• _Directive_: Restate all the material verbatim, except for the pictures.

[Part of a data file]

________________

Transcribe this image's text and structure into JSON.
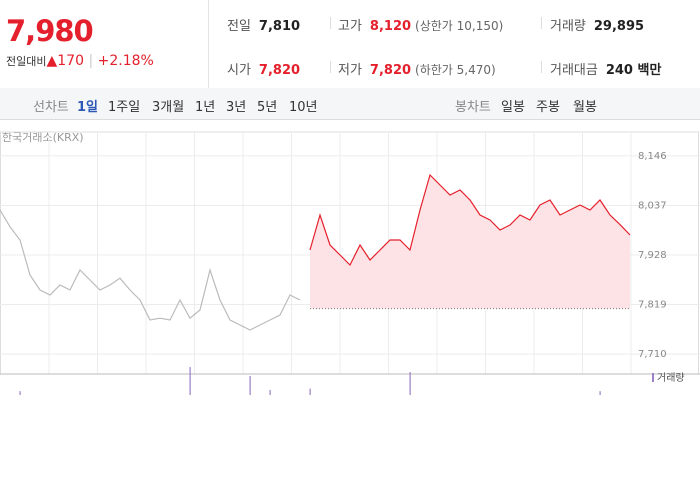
{
  "header": {
    "price": "7,980",
    "change_label": "전일대비",
    "change": "170",
    "rate": "+2.18%",
    "stats": [
      {
        "label": "전일",
        "value": "7,810"
      },
      {
        "label": "고가",
        "value": "8,120",
        "sub": "(상한가 10,150)"
      },
      {
        "label": "거래량",
        "value": "29,895"
      },
      {
        "label": "시가",
        "value": "7,820"
      },
      {
        "label": "저가",
        "value": "7,820",
        "sub": "(하한가 5,470)"
      },
      {
        "label": "거래대금",
        "value": "240 백만"
      }
    ]
  },
  "tabs": {
    "line_label": "선차트",
    "line_items": [
      "1일",
      "1주일",
      "3개월",
      "1년",
      "3년",
      "5년",
      "10년"
    ],
    "active": 0,
    "candle_label": "봉차트",
    "candle_items": [
      "일봉",
      "주봉",
      "월봉"
    ]
  },
  "chart_data": {
    "type": "line",
    "subtitle": "한국거래소(KRX)",
    "categories": [
      null,
      null,
      null,
      null,
      null,
      null,
      null,
      null,
      null,
      null,
      null,
      null,
      null,
      null,
      null,
      null,
      null,
      null,
      null,
      null,
      null,
      null,
      null,
      null,
      null,
      null,
      null,
      null,
      null,
      null,
      null,
      null,
      null,
      null,
      null,
      null,
      null,
      null,
      null,
      null,
      null,
      null,
      null,
      null,
      null,
      null,
      null,
      null,
      null,
      null,
      null,
      null,
      null,
      null,
      null,
      null,
      null,
      null,
      null,
      null,
      null,
      null,
      null,
      null
    ],
    "series": [
      {
        "color": "#bbbbbb",
        "values": [
          8027,
          7990,
          7961,
          7884,
          7851,
          7840,
          7862,
          7851,
          7895,
          7873,
          7851,
          7862,
          7877,
          7851,
          7829,
          7785,
          7789,
          7785,
          7829,
          7789,
          7807,
          7895,
          7829,
          7785,
          7774,
          7763,
          7774,
          7785,
          7796,
          7840,
          7829,
          null,
          null,
          null,
          null,
          null,
          null,
          null,
          null,
          null,
          null,
          null,
          null,
          null,
          null,
          null,
          null,
          null,
          null,
          null,
          null,
          null,
          null,
          null,
          null,
          null,
          null,
          null,
          null,
          null,
          null,
          null,
          null,
          null
        ]
      },
      {
        "color": "#e4202c",
        "values": [
          null,
          null,
          null,
          null,
          null,
          null,
          null,
          null,
          null,
          null,
          null,
          null,
          null,
          null,
          null,
          null,
          null,
          null,
          null,
          null,
          null,
          null,
          null,
          null,
          null,
          null,
          null,
          null,
          null,
          null,
          null,
          7939,
          8016,
          7950,
          7928,
          7906,
          7950,
          7917,
          7939,
          7961,
          7961,
          7939,
          8027,
          8104,
          8082,
          8060,
          8071,
          8049,
          8016,
          8005,
          7983,
          7994,
          8016,
          8005,
          8038,
          8049,
          8016,
          8027,
          8038,
          8027,
          8049,
          8016,
          7995,
          7972
        ]
      }
    ],
    "reference_line": 7810,
    "area_color": "#fde3e5",
    "volume": {
      "name": "거래량",
      "color": "#9b7fc9",
      "values": [
        0,
        0,
        3,
        0,
        0,
        0,
        0,
        0,
        0,
        0,
        0,
        0,
        0,
        0,
        0,
        0,
        0,
        0,
        0,
        22,
        0,
        0,
        0,
        0,
        0,
        15,
        0,
        4,
        0,
        0,
        0,
        5,
        0,
        0,
        0,
        0,
        0,
        0,
        0,
        0,
        0,
        18,
        0,
        0,
        0,
        0,
        0,
        0,
        0,
        0,
        0,
        0,
        0,
        0,
        0,
        0,
        0,
        0,
        0,
        0,
        3,
        0,
        0,
        0
      ]
    },
    "ylim": [
      7686,
      8181
    ],
    "yticks": [
      {
        "value": 7710,
        "label": "7,710"
      },
      {
        "value": 7819,
        "label": "7,819"
      },
      {
        "value": 7928,
        "label": "7,928"
      },
      {
        "value": 8037,
        "label": "8,037"
      },
      {
        "value": 8146,
        "label": "8,146"
      }
    ],
    "grid": true
  }
}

________________

• _Output of the exercise_:
Transcribe this image's text and structure into JSON.
{
  "header": {
    "price": "7,980",
    "change_label": "전일대비",
    "change": "170",
    "rate": "+2.18%",
    "stats": [
      {
        "label": "전일",
        "value": "7,810"
      },
      {
        "label": "고가",
        "value": "8,120",
        "sub": "(상한가 10,150)"
      },
      {
        "label": "거래량",
        "value": "29,895"
      },
      {
        "label": "시가",
        "value": "7,820"
      },
      {
        "label": "저가",
        "value": "7,820",
        "sub": "(하한가 5,470)"
      },
      {
        "label": "거래대금",
        "value": "240 백만"
      }
    ]
  },
  "tabs": {
    "line_label": "선차트",
    "line_items": [
      "1일",
      "1주일",
      "3개월",
      "1년",
      "3년",
      "5년",
      "10년"
    ],
    "active": 0,
    "candle_label": "봉차트",
    "candle_items": [
      "일봉",
      "주봉",
      "월봉"
    ]
  },
  "chart_data": {
    "type": "line",
    "subtitle": "한국거래소(KRX)",
    "categories": [
      null,
      null,
      null,
      null,
      null,
      null,
      null,
      null,
      null,
      null,
      null,
      null,
      null,
      null,
      null,
      null,
      null,
      null,
      null,
      null,
      null,
      null,
      null,
      null,
      null,
      null,
      null,
      null,
      null,
      null,
      null,
      null,
      null,
      null,
      null,
      null,
      null,
      null,
      null,
      null,
      null,
      null,
      null,
      null,
      null,
      null,
      null,
      null,
      null,
      null,
      null,
      null,
      null,
      null,
      null,
      null,
      null,
      null,
      null,
      null,
      null,
      null,
      null,
      null
    ],
    "series": [
      {
        "color": "#bbbbbb",
        "values": [
          8027,
          7990,
          7961,
          7884,
          7851,
          7840,
          7862,
          7851,
          7895,
          7873,
          7851,
          7862,
          7877,
          7851,
          7829,
          7785,
          7789,
          7785,
          7829,
          7789,
          7807,
          7895,
          7829,
          7785,
          7774,
          7763,
          7774,
          7785,
          7796,
          7840,
          7829,
          null,
          null,
          null,
          null,
          null,
          null,
          null,
          null,
          null,
          null,
          null,
          null,
          null,
          null,
          null,
          null,
          null,
          null,
          null,
          null,
          null,
          null,
          null,
          null,
          null,
          null,
          null,
          null,
          null,
          null,
          null,
          null,
          null
        ]
      },
      {
        "color": "#e4202c",
        "values": [
          null,
          null,
          null,
          null,
          null,
          null,
          null,
          null,
          null,
          null,
          null,
          null,
          null,
          null,
          null,
          null,
          null,
          null,
          null,
          null,
          null,
          null,
          null,
          null,
          null,
          null,
          null,
          null,
          null,
          null,
          null,
          7939,
          8016,
          7950,
          7928,
          7906,
          7950,
          7917,
          7939,
          7961,
          7961,
          7939,
          8027,
          8104,
          8082,
          8060,
          8071,
          8049,
          8016,
          8005,
          7983,
          7994,
          8016,
          8005,
          8038,
          8049,
          8016,
          8027,
          8038,
          8027,
          8049,
          8016,
          7995,
          7972
        ]
      }
    ],
    "reference_line": 7810,
    "area_color": "#fde3e5",
    "volume": {
      "name": "거래량",
      "color": "#9b7fc9",
      "values": [
        0,
        0,
        3,
        0,
        0,
        0,
        0,
        0,
        0,
        0,
        0,
        0,
        0,
        0,
        0,
        0,
        0,
        0,
        0,
        22,
        0,
        0,
        0,
        0,
        0,
        15,
        0,
        4,
        0,
        0,
        0,
        5,
        0,
        0,
        0,
        0,
        0,
        0,
        0,
        0,
        0,
        18,
        0,
        0,
        0,
        0,
        0,
        0,
        0,
        0,
        0,
        0,
        0,
        0,
        0,
        0,
        0,
        0,
        0,
        0,
        3,
        0,
        0,
        0
      ]
    },
    "ylim": [
      7686,
      8181
    ],
    "yticks": [
      {
        "value": 7710,
        "label": "7,710"
      },
      {
        "value": 7819,
        "label": "7,819"
      },
      {
        "value": 7928,
        "label": "7,928"
      },
      {
        "value": 8037,
        "label": "8,037"
      },
      {
        "value": 8146,
        "label": "8,146"
      }
    ],
    "grid": true
  }
}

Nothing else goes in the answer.